(Stored entries)
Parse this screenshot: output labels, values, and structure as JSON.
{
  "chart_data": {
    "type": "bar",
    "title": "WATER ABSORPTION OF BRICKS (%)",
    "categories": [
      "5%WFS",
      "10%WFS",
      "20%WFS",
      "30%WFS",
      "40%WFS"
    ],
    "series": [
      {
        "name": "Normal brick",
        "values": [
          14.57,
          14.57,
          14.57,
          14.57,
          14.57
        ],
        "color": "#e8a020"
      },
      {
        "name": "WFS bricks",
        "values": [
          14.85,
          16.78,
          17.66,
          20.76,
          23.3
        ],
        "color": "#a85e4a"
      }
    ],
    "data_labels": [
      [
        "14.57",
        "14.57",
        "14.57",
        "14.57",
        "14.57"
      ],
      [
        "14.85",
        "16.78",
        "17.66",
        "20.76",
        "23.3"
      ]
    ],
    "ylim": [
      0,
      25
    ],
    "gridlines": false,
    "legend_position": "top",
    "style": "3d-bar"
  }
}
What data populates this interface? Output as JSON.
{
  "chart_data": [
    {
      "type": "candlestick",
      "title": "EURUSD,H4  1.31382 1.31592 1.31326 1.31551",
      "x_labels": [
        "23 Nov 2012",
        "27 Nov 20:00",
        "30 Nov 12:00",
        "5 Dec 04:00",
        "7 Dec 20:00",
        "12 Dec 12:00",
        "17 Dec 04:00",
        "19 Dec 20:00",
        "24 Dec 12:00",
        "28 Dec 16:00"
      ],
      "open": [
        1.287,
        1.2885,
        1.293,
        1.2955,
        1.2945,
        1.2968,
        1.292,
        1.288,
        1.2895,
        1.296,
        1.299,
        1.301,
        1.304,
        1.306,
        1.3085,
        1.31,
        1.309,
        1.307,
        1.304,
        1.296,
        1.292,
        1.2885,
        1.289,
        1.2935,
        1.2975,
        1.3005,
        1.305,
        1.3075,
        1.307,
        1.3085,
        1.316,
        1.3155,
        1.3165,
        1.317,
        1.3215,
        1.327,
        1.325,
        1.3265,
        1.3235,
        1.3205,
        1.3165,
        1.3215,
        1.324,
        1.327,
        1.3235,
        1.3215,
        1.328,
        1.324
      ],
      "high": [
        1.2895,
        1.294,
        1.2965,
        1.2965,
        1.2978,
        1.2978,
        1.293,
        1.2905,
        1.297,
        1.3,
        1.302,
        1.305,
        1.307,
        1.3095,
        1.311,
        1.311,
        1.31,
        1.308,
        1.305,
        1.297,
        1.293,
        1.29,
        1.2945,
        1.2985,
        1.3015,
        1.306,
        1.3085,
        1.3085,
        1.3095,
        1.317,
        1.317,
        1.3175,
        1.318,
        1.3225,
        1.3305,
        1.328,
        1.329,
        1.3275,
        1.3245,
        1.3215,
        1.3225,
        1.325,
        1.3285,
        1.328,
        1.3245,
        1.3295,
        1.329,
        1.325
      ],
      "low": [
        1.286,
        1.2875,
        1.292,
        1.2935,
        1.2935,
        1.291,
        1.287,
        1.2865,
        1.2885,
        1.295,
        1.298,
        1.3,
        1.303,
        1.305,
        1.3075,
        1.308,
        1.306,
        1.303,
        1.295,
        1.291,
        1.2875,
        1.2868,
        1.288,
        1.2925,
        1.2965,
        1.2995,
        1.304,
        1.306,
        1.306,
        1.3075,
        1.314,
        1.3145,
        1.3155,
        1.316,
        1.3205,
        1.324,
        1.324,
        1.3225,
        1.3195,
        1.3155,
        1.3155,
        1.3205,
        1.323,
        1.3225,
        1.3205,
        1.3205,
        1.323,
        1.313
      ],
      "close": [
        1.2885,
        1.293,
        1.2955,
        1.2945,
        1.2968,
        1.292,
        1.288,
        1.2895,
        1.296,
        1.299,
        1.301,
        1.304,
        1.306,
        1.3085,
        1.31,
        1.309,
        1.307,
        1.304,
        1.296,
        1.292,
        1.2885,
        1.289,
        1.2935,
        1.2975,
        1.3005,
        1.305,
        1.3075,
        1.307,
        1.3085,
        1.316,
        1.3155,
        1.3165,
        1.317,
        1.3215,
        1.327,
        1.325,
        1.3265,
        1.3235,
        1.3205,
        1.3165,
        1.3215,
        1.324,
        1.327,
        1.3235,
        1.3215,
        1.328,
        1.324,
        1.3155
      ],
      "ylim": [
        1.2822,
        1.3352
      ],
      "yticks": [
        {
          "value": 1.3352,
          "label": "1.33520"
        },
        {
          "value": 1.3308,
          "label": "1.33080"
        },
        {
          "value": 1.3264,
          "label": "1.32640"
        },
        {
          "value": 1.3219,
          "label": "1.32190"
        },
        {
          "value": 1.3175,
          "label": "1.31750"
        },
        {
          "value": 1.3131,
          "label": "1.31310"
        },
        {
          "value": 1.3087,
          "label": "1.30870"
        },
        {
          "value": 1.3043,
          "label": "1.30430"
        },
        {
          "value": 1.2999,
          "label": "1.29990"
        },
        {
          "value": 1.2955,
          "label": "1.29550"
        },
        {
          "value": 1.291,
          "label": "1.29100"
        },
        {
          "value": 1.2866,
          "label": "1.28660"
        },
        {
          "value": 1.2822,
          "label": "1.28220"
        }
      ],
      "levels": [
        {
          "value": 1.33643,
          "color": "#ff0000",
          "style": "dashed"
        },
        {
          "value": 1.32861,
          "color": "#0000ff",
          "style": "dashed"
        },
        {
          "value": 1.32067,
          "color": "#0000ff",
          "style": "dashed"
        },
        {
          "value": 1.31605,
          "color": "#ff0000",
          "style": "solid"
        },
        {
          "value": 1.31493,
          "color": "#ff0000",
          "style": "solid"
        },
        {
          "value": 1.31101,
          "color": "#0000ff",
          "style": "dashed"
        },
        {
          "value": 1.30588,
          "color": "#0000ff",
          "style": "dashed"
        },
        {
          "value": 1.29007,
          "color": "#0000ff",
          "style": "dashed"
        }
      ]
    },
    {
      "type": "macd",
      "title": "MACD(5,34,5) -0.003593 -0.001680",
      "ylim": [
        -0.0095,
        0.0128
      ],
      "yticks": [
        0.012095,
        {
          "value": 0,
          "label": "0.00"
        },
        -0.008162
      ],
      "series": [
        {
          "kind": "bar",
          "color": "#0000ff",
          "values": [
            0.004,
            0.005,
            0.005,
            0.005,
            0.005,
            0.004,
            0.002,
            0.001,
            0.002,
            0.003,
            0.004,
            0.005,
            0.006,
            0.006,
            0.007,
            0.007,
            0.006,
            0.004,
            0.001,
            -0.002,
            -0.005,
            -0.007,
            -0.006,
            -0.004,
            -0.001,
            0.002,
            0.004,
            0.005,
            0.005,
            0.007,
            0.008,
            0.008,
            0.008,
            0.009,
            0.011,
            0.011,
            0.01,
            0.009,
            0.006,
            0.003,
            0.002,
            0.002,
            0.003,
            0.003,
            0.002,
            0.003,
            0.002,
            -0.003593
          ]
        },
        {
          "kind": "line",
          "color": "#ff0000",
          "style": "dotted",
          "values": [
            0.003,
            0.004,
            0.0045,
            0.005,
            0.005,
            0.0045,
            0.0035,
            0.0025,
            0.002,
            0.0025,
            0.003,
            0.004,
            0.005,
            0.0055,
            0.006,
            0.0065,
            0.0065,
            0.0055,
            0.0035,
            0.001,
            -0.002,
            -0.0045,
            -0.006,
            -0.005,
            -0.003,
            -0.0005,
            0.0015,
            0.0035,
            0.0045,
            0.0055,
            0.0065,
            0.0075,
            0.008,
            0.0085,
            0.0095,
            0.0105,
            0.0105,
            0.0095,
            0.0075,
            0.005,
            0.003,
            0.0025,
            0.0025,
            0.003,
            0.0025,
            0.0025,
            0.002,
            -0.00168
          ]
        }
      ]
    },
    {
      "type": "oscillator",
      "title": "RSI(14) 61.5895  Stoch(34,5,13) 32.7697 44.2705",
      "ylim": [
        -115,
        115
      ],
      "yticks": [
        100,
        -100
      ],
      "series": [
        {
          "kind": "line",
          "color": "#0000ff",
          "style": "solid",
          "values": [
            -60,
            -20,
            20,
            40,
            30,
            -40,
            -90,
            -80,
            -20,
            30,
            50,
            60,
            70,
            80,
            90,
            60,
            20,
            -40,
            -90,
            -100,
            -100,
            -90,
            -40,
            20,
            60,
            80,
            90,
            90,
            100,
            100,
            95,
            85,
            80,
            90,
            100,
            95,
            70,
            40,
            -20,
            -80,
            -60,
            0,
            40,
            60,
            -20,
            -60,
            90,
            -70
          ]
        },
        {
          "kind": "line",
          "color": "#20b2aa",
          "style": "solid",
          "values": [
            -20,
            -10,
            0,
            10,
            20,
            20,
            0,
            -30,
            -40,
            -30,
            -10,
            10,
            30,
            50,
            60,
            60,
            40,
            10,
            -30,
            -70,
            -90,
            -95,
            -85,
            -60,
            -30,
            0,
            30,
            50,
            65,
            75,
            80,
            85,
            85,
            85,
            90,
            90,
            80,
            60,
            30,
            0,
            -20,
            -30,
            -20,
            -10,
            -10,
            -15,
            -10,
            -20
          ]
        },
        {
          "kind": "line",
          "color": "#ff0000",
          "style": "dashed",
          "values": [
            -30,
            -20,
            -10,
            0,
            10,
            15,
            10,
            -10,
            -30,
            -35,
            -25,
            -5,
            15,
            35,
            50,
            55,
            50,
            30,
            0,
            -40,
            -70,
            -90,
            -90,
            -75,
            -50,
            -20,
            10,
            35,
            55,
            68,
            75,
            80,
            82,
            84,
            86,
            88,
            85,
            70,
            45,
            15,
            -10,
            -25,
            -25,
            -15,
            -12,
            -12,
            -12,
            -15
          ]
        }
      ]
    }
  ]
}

* [WHAT YOU WILL DO]
Copy out every line of the listing that contains the string "title".

* [EXERCISE RESULT]
    "title": "WATER ABSORPTION OF BRICKS (%)",
      "title": "EURUSD,H4  1.31382 1.31592 1.31326 1.31551",
      "title": "MACD(5,34,5) -0.003593 -0.001680",
      "title": "RSI(14) 61.5895  Stoch(34,5,13) 32.7697 44.2705",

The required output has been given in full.